DATA RECORDS ::
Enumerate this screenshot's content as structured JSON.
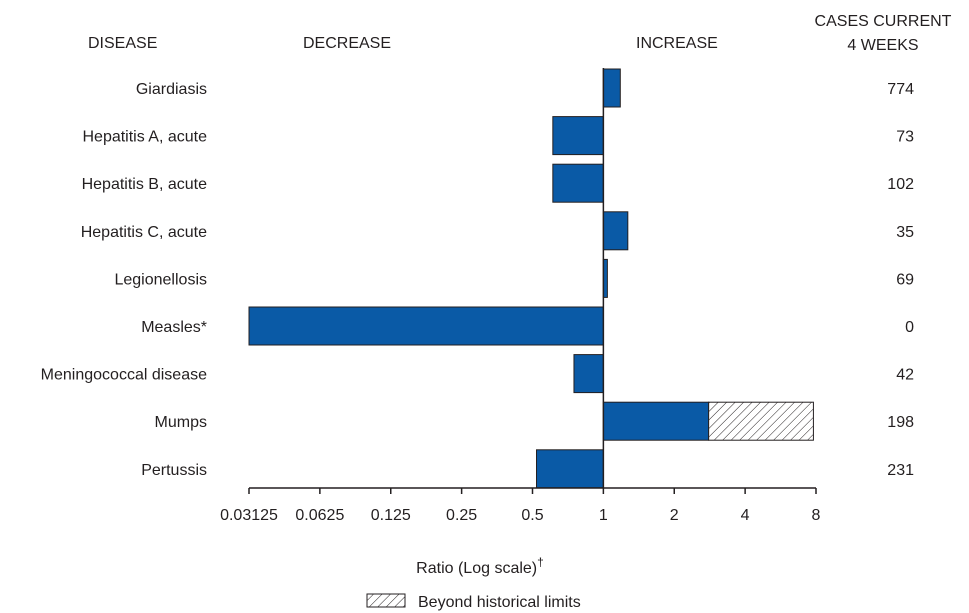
{
  "headers": {
    "disease": "DISEASE",
    "decrease": "DECREASE",
    "increase": "INCREASE",
    "cases_line1": "CASES CURRENT",
    "cases_line2": "4 WEEKS"
  },
  "legend": {
    "label": "Beyond historical limits"
  },
  "colors": {
    "bar": "#0a5aa6",
    "bar_outline": "#231f20",
    "axis": "#231f20"
  },
  "chart_data": {
    "type": "bar",
    "orientation": "horizontal",
    "categories": [
      "Giardiasis",
      "Hepatitis A, acute",
      "Hepatitis B, acute",
      "Hepatitis C, acute",
      "Legionellosis",
      "Measles*",
      "Meningococcal disease",
      "Mumps",
      "Pertussis"
    ],
    "values": [
      1.18,
      0.61,
      0.61,
      1.27,
      1.04,
      0.03125,
      0.75,
      2.8,
      0.52
    ],
    "beyond_historical_limits_to": [
      null,
      null,
      null,
      null,
      null,
      null,
      null,
      7.8,
      null
    ],
    "cases_current_4_weeks": [
      "774",
      "73",
      "102",
      "35",
      "69",
      "0",
      "42",
      "198",
      "231"
    ],
    "xlabel": "Ratio (Log scale)",
    "xlabel_mark": "†",
    "xscale": "log2",
    "xlim": [
      0.03125,
      8
    ],
    "xticks": [
      0.03125,
      0.0625,
      0.125,
      0.25,
      0.5,
      1,
      2,
      4,
      8
    ],
    "xtick_labels": [
      "0.03125",
      "0.0625",
      "0.125",
      "0.25",
      "0.5",
      "1",
      "2",
      "4",
      "8"
    ],
    "reference_line": 1,
    "grid": false
  }
}
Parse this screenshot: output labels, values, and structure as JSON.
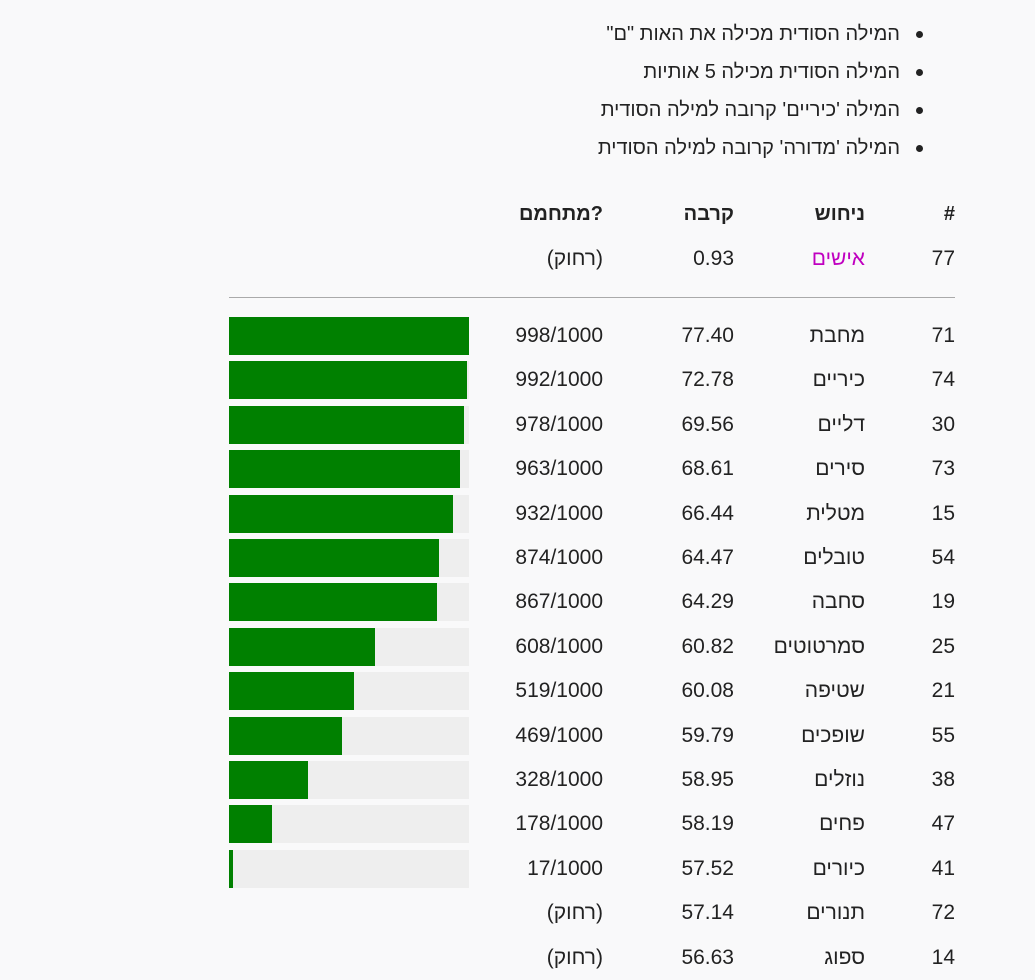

WHAT IS REQUIRED ::
Repeat all of the entries word for word, but omit the pictures.

TASK SOLUTION ::
Enumerate this screenshot's content as structured JSON.
{
  "headers": {
    "disease": "DISEASE",
    "decrease": "DECREASE",
    "increase": "INCREASE",
    "cases_line1": "CASES CURRENT",
    "cases_line2": "4 WEEKS"
  },
  "legend": {
    "label": "Beyond historical limits"
  },
  "colors": {
    "bar": "#0a5aa6",
    "bar_outline": "#231f20",
    "axis": "#231f20"
  },
  "chart_data": {
    "type": "bar",
    "orientation": "horizontal",
    "categories": [
      "Giardiasis",
      "Hepatitis A, acute",
      "Hepatitis B, acute",
      "Hepatitis C, acute",
      "Legionellosis",
      "Measles*",
      "Meningococcal disease",
      "Mumps",
      "Pertussis"
    ],
    "values": [
      1.18,
      0.61,
      0.61,
      1.27,
      1.04,
      0.03125,
      0.75,
      2.8,
      0.52
    ],
    "beyond_historical_limits_to": [
      null,
      null,
      null,
      null,
      null,
      null,
      null,
      7.8,
      null
    ],
    "cases_current_4_weeks": [
      "774",
      "73",
      "102",
      "35",
      "69",
      "0",
      "42",
      "198",
      "231"
    ],
    "xlabel": "Ratio (Log scale)",
    "xlabel_mark": "†",
    "xscale": "log2",
    "xlim": [
      0.03125,
      8
    ],
    "xticks": [
      0.03125,
      0.0625,
      0.125,
      0.25,
      0.5,
      1,
      2,
      4,
      8
    ],
    "xtick_labels": [
      "0.03125",
      "0.0625",
      "0.125",
      "0.25",
      "0.5",
      "1",
      "2",
      "4",
      "8"
    ],
    "reference_line": 1,
    "grid": false
  }
}
Parse this screenshot: output labels, values, and structure as JSON.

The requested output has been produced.